What needs to be done: Leave every picture out and write out the records below exactly.

Record extracts:
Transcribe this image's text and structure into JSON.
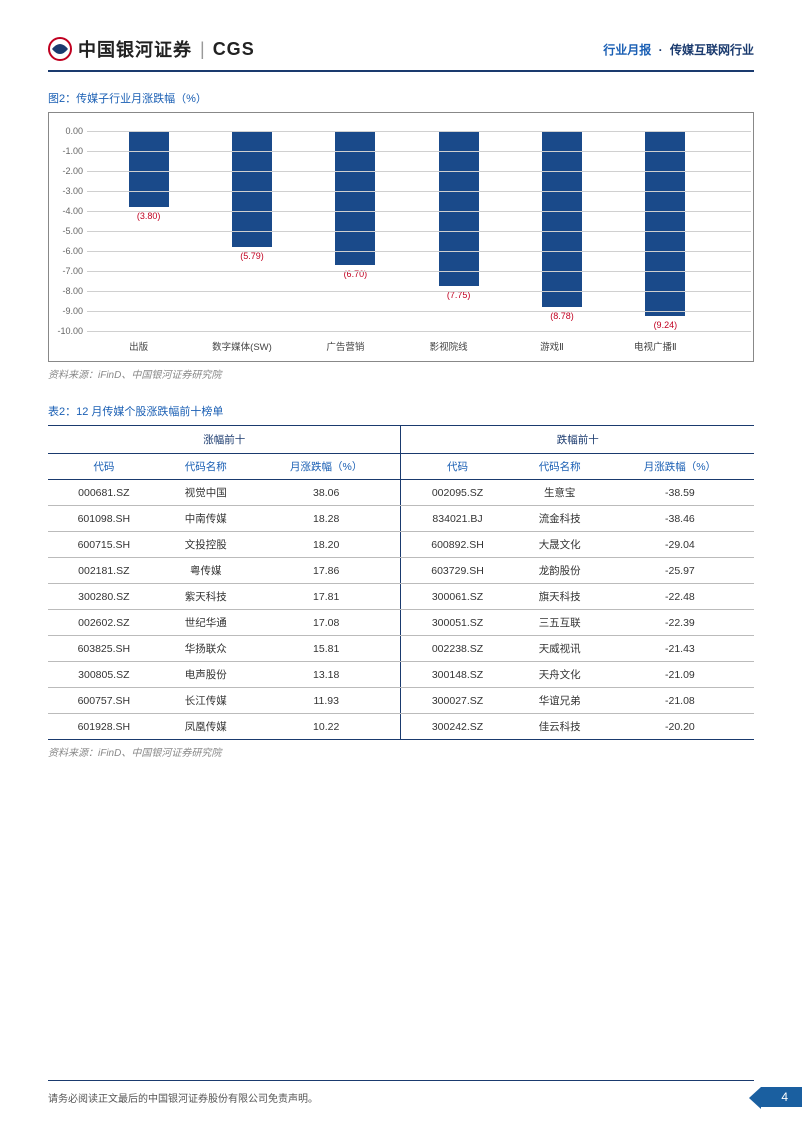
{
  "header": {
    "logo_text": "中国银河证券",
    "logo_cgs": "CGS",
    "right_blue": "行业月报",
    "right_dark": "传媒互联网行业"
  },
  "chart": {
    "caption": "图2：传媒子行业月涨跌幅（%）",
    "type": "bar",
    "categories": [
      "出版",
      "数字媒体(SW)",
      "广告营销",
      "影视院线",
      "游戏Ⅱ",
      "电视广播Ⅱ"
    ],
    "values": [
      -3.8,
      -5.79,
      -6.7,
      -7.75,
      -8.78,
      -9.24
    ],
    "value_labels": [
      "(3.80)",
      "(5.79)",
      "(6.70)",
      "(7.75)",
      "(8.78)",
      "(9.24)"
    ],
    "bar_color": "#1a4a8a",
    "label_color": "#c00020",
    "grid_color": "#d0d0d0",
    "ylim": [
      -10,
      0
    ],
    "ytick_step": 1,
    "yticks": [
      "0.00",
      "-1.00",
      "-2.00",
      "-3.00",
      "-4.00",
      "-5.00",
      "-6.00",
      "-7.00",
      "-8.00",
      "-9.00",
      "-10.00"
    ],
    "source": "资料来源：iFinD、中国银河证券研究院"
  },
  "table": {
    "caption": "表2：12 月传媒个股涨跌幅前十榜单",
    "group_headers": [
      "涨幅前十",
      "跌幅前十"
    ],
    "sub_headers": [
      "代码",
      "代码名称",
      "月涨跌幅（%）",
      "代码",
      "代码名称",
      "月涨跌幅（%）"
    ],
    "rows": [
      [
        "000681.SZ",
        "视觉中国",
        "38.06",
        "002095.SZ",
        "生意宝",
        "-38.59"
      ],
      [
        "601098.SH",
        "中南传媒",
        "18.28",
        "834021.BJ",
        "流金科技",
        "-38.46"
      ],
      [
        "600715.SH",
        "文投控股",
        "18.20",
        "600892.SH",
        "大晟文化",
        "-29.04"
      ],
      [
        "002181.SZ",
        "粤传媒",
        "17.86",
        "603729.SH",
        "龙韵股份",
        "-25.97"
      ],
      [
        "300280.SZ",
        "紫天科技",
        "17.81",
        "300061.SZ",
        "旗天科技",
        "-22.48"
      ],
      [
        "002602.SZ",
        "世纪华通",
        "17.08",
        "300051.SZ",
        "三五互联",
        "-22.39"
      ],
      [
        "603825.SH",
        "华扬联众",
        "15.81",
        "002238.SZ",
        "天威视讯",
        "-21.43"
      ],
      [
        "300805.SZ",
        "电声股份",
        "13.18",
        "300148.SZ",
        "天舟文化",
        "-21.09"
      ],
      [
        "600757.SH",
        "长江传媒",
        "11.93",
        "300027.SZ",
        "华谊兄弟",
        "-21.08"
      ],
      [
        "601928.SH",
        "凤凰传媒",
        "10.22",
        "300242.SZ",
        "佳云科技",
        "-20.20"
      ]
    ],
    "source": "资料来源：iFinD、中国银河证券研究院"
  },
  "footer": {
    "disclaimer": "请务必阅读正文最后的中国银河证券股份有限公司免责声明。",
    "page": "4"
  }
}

Correct output:
Transcribe this image's text and structure into JSON.
{
  "header": {
    "logo_text": "中国银河证券",
    "logo_cgs": "CGS",
    "right_blue": "行业月报",
    "right_dark": "传媒互联网行业"
  },
  "chart": {
    "caption": "图2：传媒子行业月涨跌幅（%）",
    "type": "bar",
    "categories": [
      "出版",
      "数字媒体(SW)",
      "广告营销",
      "影视院线",
      "游戏Ⅱ",
      "电视广播Ⅱ"
    ],
    "values": [
      -3.8,
      -5.79,
      -6.7,
      -7.75,
      -8.78,
      -9.24
    ],
    "value_labels": [
      "(3.80)",
      "(5.79)",
      "(6.70)",
      "(7.75)",
      "(8.78)",
      "(9.24)"
    ],
    "bar_color": "#1a4a8a",
    "label_color": "#c00020",
    "grid_color": "#d0d0d0",
    "ylim": [
      -10,
      0
    ],
    "ytick_step": 1,
    "yticks": [
      "0.00",
      "-1.00",
      "-2.00",
      "-3.00",
      "-4.00",
      "-5.00",
      "-6.00",
      "-7.00",
      "-8.00",
      "-9.00",
      "-10.00"
    ],
    "source": "资料来源：iFinD、中国银河证券研究院"
  },
  "table": {
    "caption": "表2：12 月传媒个股涨跌幅前十榜单",
    "group_headers": [
      "涨幅前十",
      "跌幅前十"
    ],
    "sub_headers": [
      "代码",
      "代码名称",
      "月涨跌幅（%）",
      "代码",
      "代码名称",
      "月涨跌幅（%）"
    ],
    "rows": [
      [
        "000681.SZ",
        "视觉中国",
        "38.06",
        "002095.SZ",
        "生意宝",
        "-38.59"
      ],
      [
        "601098.SH",
        "中南传媒",
        "18.28",
        "834021.BJ",
        "流金科技",
        "-38.46"
      ],
      [
        "600715.SH",
        "文投控股",
        "18.20",
        "600892.SH",
        "大晟文化",
        "-29.04"
      ],
      [
        "002181.SZ",
        "粤传媒",
        "17.86",
        "603729.SH",
        "龙韵股份",
        "-25.97"
      ],
      [
        "300280.SZ",
        "紫天科技",
        "17.81",
        "300061.SZ",
        "旗天科技",
        "-22.48"
      ],
      [
        "002602.SZ",
        "世纪华通",
        "17.08",
        "300051.SZ",
        "三五互联",
        "-22.39"
      ],
      [
        "603825.SH",
        "华扬联众",
        "15.81",
        "002238.SZ",
        "天威视讯",
        "-21.43"
      ],
      [
        "300805.SZ",
        "电声股份",
        "13.18",
        "300148.SZ",
        "天舟文化",
        "-21.09"
      ],
      [
        "600757.SH",
        "长江传媒",
        "11.93",
        "300027.SZ",
        "华谊兄弟",
        "-21.08"
      ],
      [
        "601928.SH",
        "凤凰传媒",
        "10.22",
        "300242.SZ",
        "佳云科技",
        "-20.20"
      ]
    ],
    "source": "资料来源：iFinD、中国银河证券研究院"
  },
  "footer": {
    "disclaimer": "请务必阅读正文最后的中国银河证券股份有限公司免责声明。",
    "page": "4"
  }
}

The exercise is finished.